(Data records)
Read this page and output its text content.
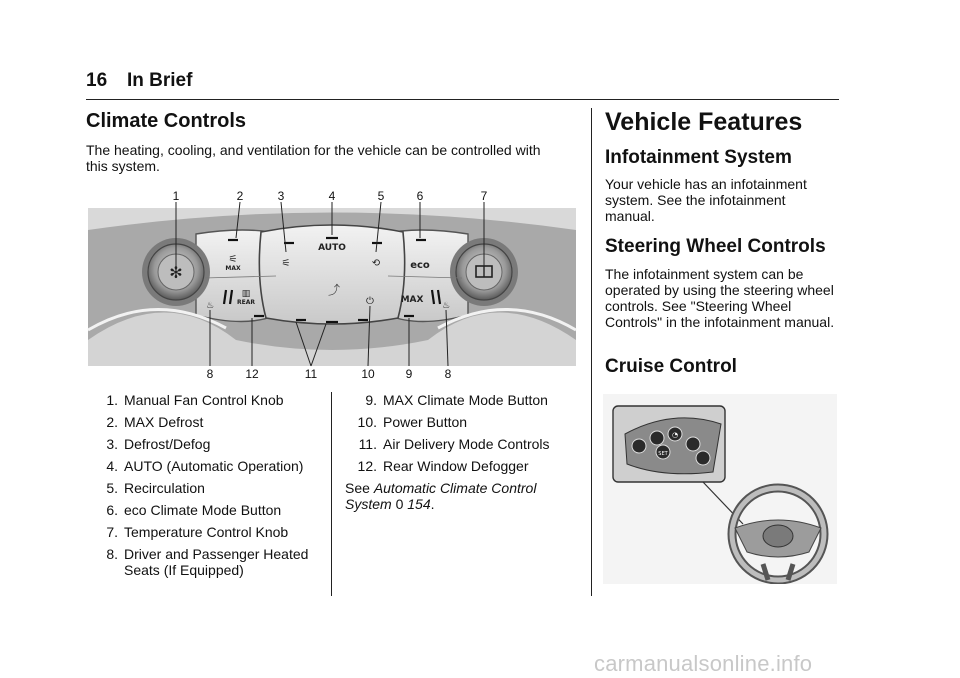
16 In Brief
Climate Controls
The heating, cooling, and ventilation for the vehicle can be controlled with this system.
✻
⚟
MAX	⚟
AUTO
⟲	eco
▥
REAR
⤴
⏻	MAX
♨	♨
1	2	3	4	5	6	7
8	12	11	10	9	8
1. Manual Fan Control Knob
2. MAX Defrost
3. Defrost/Defog
4. AUTO (Automatic Operation)
5. Recirculation
6. eco Climate Mode Button
7. Temperature Control Knob
8. Driver and Passenger Heated Seats (If Equipped)
9. MAX Climate Mode Button
10. Power Button
11. Air Delivery Mode Controls
12. Rear Window Defogger
See Automatic Climate Control System 0 154.
Vehicle Features
Infotainment System
Your vehicle has an infotainment system. See the infotainment manual.
Steering Wheel Controls
The infotainment system can be operated by using the steering wheel controls. See "Steering Wheel Controls" in the infotainment manual.
Cruise Control
SET
◔
carmanualsonline.info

TASK DIRECTIONS
Reproduce the data verbatim. Do not carry any picture into the copy.

ANSWER TO THIS PROBLEM
Read this page and output its text content.
16 In Brief
Climate Controls
The heating, cooling, and ventilation for the vehicle can be controlled with this system.
✻
⚟
MAX	⚟
AUTO
⟲	eco
▥
REAR
⤴
⏻	MAX
♨	♨
1	2	3	4	5	6	7
8	12	11	10	9	8
1. Manual Fan Control Knob
2. MAX Defrost
3. Defrost/Defog
4. AUTO (Automatic Operation)
5. Recirculation
6. eco Climate Mode Button
7. Temperature Control Knob
8. Driver and Passenger Heated Seats (If Equipped)
9. MAX Climate Mode Button
10. Power Button
11. Air Delivery Mode Controls
12. Rear Window Defogger
See Automatic Climate Control System 0 154.
Vehicle Features
Infotainment System
Your vehicle has an infotainment system. See the infotainment manual.
Steering Wheel Controls
The infotainment system can be operated by using the steering wheel controls. See "Steering Wheel Controls" in the infotainment manual.
Cruise Control
SET
◔
carmanualsonline.info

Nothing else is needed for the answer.